→ **Input rows**:
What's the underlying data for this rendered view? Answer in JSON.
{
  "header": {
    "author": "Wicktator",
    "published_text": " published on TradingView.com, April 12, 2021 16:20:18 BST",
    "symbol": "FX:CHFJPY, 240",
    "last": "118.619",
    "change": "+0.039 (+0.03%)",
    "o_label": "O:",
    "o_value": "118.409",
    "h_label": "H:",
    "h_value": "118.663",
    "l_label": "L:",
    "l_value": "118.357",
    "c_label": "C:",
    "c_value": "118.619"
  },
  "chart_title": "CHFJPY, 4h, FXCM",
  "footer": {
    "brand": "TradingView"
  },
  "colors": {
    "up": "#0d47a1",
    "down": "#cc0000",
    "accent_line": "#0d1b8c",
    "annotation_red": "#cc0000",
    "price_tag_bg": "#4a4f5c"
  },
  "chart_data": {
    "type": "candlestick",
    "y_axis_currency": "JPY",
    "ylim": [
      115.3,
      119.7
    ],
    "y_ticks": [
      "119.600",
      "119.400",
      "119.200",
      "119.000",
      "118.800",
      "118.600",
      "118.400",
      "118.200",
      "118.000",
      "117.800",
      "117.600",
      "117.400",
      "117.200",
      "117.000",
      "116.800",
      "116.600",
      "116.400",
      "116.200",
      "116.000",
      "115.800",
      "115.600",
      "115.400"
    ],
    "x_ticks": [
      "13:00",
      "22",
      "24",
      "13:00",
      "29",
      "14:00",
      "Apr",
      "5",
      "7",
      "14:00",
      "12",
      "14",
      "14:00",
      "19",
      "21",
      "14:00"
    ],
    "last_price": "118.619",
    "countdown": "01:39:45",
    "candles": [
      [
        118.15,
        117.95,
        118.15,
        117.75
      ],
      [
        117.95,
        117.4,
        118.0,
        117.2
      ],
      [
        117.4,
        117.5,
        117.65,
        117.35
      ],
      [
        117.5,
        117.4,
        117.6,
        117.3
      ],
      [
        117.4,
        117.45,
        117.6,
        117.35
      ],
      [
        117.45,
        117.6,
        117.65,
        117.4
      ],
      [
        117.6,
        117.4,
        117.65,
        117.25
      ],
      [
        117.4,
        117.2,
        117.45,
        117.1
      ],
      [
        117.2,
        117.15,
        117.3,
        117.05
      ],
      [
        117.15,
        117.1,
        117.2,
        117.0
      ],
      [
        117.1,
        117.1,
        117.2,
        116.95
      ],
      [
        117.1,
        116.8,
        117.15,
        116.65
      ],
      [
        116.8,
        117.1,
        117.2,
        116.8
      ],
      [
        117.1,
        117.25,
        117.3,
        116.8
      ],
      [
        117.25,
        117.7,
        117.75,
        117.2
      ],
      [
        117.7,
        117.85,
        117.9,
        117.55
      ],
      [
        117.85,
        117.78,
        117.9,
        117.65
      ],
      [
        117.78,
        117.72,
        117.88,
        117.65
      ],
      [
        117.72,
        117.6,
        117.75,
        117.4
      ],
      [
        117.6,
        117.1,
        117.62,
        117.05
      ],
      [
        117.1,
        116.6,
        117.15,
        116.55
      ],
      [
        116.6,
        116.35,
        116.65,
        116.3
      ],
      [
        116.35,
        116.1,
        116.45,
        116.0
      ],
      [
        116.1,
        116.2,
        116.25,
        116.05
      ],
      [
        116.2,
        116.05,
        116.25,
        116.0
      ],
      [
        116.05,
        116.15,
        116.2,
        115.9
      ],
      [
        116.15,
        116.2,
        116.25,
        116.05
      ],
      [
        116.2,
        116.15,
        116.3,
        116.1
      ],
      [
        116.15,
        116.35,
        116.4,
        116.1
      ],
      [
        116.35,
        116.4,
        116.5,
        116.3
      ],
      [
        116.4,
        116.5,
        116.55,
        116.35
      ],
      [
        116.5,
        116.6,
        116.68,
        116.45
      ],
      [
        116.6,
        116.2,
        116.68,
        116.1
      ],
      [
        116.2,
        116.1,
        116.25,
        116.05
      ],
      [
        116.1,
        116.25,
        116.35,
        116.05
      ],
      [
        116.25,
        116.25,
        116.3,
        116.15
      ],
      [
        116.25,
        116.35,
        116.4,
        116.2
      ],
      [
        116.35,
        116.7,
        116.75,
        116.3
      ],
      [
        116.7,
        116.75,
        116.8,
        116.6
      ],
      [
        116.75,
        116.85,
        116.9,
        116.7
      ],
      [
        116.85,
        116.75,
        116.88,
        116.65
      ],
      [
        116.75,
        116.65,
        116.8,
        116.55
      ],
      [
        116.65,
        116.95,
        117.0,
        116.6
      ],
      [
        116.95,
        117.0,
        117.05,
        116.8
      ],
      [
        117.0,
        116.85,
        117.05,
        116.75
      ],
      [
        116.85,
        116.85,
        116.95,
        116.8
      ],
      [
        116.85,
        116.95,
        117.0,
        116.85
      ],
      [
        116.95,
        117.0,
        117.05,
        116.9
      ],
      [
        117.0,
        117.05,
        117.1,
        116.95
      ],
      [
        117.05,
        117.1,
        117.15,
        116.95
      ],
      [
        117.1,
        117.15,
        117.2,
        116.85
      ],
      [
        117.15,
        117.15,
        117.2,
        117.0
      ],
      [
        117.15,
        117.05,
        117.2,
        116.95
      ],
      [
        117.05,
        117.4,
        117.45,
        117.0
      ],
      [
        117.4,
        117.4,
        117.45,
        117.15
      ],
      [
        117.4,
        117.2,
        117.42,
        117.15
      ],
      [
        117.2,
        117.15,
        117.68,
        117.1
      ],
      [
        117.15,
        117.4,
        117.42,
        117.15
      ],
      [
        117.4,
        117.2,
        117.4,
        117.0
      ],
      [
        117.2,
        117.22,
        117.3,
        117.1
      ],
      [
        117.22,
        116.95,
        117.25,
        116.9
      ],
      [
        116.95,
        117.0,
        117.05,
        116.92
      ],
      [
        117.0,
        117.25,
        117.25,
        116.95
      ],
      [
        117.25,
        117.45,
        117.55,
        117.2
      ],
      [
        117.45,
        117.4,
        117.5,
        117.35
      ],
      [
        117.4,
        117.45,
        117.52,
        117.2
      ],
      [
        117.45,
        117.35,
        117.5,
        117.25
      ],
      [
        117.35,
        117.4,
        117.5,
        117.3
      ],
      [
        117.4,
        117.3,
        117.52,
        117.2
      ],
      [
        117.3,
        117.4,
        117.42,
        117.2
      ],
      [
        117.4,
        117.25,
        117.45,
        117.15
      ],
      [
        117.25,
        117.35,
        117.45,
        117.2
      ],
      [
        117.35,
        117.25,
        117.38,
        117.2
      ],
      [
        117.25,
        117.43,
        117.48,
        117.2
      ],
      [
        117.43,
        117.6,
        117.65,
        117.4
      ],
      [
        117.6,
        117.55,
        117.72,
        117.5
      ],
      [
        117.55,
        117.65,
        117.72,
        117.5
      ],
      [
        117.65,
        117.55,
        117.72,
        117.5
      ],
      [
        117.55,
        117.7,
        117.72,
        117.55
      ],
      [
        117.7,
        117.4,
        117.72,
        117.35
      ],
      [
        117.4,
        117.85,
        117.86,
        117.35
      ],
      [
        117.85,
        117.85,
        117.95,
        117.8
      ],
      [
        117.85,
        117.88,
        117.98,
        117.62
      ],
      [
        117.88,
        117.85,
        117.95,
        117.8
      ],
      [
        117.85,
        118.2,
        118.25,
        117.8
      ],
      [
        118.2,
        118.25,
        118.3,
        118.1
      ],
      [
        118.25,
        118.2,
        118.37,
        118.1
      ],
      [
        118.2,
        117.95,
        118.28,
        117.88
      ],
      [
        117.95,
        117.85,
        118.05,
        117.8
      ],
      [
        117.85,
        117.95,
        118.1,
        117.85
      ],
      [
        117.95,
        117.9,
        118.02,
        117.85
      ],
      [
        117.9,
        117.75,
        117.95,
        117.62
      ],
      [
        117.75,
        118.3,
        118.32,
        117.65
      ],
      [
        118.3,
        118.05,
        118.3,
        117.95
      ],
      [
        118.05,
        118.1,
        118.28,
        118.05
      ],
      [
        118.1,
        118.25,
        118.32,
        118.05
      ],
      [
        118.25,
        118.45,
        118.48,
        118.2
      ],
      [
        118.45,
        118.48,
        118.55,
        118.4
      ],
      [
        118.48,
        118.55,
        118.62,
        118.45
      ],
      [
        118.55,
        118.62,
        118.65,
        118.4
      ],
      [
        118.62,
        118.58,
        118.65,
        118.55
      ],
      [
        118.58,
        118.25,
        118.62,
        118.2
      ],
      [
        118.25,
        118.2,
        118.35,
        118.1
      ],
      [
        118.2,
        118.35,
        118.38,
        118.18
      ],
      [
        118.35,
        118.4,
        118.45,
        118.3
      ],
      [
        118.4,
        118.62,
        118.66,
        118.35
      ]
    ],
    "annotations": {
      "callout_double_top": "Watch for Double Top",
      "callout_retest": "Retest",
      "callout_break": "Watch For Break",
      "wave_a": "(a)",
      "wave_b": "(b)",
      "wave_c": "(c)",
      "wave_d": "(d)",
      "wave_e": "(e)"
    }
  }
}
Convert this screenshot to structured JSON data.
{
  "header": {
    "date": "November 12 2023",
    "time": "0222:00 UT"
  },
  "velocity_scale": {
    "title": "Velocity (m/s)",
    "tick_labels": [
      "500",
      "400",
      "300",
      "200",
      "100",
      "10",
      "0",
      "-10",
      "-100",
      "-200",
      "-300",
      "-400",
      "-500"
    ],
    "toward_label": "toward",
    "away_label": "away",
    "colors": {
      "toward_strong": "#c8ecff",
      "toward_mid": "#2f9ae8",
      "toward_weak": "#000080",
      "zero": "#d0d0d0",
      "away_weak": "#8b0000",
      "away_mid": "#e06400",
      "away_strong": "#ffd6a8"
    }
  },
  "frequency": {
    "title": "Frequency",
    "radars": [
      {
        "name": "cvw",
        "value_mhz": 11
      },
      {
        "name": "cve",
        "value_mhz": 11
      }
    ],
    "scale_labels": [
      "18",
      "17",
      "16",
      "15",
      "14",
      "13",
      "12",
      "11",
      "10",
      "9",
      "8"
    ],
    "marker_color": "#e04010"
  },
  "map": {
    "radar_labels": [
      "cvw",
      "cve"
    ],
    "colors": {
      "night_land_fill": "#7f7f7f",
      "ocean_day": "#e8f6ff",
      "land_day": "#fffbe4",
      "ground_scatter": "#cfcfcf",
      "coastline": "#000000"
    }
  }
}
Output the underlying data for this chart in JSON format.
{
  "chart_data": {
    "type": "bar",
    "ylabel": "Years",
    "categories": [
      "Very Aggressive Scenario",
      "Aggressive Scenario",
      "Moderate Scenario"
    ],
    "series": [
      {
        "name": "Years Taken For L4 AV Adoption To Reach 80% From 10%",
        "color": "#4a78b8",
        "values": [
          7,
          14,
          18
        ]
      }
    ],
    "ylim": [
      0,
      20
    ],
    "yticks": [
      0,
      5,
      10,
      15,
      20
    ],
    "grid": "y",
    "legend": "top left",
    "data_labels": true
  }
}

→ **Goal of the exercise**:
Collect every line above that contains the word "Scenario".

→ **Output of the task**:
      "Very Aggressive Scenario",
      "Aggressive Scenario",
      "Moderate Scenario"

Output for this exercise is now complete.